Each entry below is to be transcribed exactly.

——————

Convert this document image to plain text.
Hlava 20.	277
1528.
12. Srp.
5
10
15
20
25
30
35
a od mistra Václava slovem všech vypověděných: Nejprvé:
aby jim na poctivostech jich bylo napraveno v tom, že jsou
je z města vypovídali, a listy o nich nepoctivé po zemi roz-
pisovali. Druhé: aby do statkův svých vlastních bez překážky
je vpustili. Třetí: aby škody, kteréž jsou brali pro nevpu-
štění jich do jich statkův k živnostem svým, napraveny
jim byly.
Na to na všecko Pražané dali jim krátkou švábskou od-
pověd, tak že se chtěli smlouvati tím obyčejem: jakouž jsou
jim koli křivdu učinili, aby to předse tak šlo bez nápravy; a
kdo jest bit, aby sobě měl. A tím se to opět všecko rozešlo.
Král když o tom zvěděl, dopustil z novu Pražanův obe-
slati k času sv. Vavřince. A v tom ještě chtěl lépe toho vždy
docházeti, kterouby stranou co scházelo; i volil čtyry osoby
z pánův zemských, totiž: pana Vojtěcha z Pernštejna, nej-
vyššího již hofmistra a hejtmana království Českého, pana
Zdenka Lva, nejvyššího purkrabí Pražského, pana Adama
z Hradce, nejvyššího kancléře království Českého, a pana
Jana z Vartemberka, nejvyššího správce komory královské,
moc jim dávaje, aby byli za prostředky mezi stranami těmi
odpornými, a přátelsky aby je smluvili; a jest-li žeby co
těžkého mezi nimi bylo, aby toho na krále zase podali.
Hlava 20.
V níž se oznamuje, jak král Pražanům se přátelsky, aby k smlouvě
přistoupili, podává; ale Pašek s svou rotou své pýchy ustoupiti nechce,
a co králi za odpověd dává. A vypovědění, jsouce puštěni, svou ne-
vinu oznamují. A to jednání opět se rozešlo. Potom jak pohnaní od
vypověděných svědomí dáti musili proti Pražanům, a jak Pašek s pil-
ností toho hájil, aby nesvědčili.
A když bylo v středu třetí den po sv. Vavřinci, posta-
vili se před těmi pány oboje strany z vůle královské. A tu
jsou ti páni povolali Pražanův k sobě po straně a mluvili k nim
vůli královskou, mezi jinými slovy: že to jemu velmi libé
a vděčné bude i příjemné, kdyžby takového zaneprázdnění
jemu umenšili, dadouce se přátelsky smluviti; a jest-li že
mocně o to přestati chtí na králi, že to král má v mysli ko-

——————

• SOLUTION TO THE PROBLEM
Convert this document image to plain text.
Hlava 20.	277
1528.
12. Srp.
5
10
15
20
25
30
35
a od mistra Václava slovem všech vypověděných: Nejprvé:
aby jim na poctivostech jich bylo napraveno v tom, že jsou
je z města vypovídali, a listy o nich nepoctivé po zemi roz-
pisovali. Druhé: aby do statkův svých vlastních bez překážky
je vpustili. Třetí: aby škody, kteréž jsou brali pro nevpu-
štění jich do jich statkův k živnostem svým, napraveny
jim byly.
Na to na všecko Pražané dali jim krátkou švábskou od-
pověd, tak že se chtěli smlouvati tím obyčejem: jakouž jsou
jim koli křivdu učinili, aby to předse tak šlo bez nápravy; a
kdo jest bit, aby sobě měl. A tím se to opět všecko rozešlo.
Král když o tom zvěděl, dopustil z novu Pražanův obe-
slati k času sv. Vavřince. A v tom ještě chtěl lépe toho vždy
docházeti, kterouby stranou co scházelo; i volil čtyry osoby
z pánův zemských, totiž: pana Vojtěcha z Pernštejna, nej-
vyššího již hofmistra a hejtmana království Českého, pana
Zdenka Lva, nejvyššího purkrabí Pražského, pana Adama
z Hradce, nejvyššího kancléře království Českého, a pana
Jana z Vartemberka, nejvyššího správce komory královské,
moc jim dávaje, aby byli za prostředky mezi stranami těmi
odpornými, a přátelsky aby je smluvili; a jest-li žeby co
těžkého mezi nimi bylo, aby toho na krále zase podali.
Hlava 20.
V níž se oznamuje, jak král Pražanům se přátelsky, aby k smlouvě
přistoupili, podává; ale Pašek s svou rotou své pýchy ustoupiti nechce,
a co králi za odpověd dává. A vypovědění, jsouce puštěni, svou ne-
vinu oznamují. A to jednání opět se rozešlo. Potom jak pohnaní od
vypověděných svědomí dáti musili proti Pražanům, a jak Pašek s pil-
ností toho hájil, aby nesvědčili.
A když bylo v středu třetí den po sv. Vavřinci, posta-
vili se před těmi pány oboje strany z vůle královské. A tu
jsou ti páni povolali Pražanův k sobě po straně a mluvili k nim
vůli královskou, mezi jinými slovy: že to jemu velmi libé
a vděčné bude i příjemné, kdyžby takového zaneprázdnění
jemu umenšili, dadouce se přátelsky smluviti; a jest-li že
mocně o to přestati chtí na králi, že to král má v mysli ko-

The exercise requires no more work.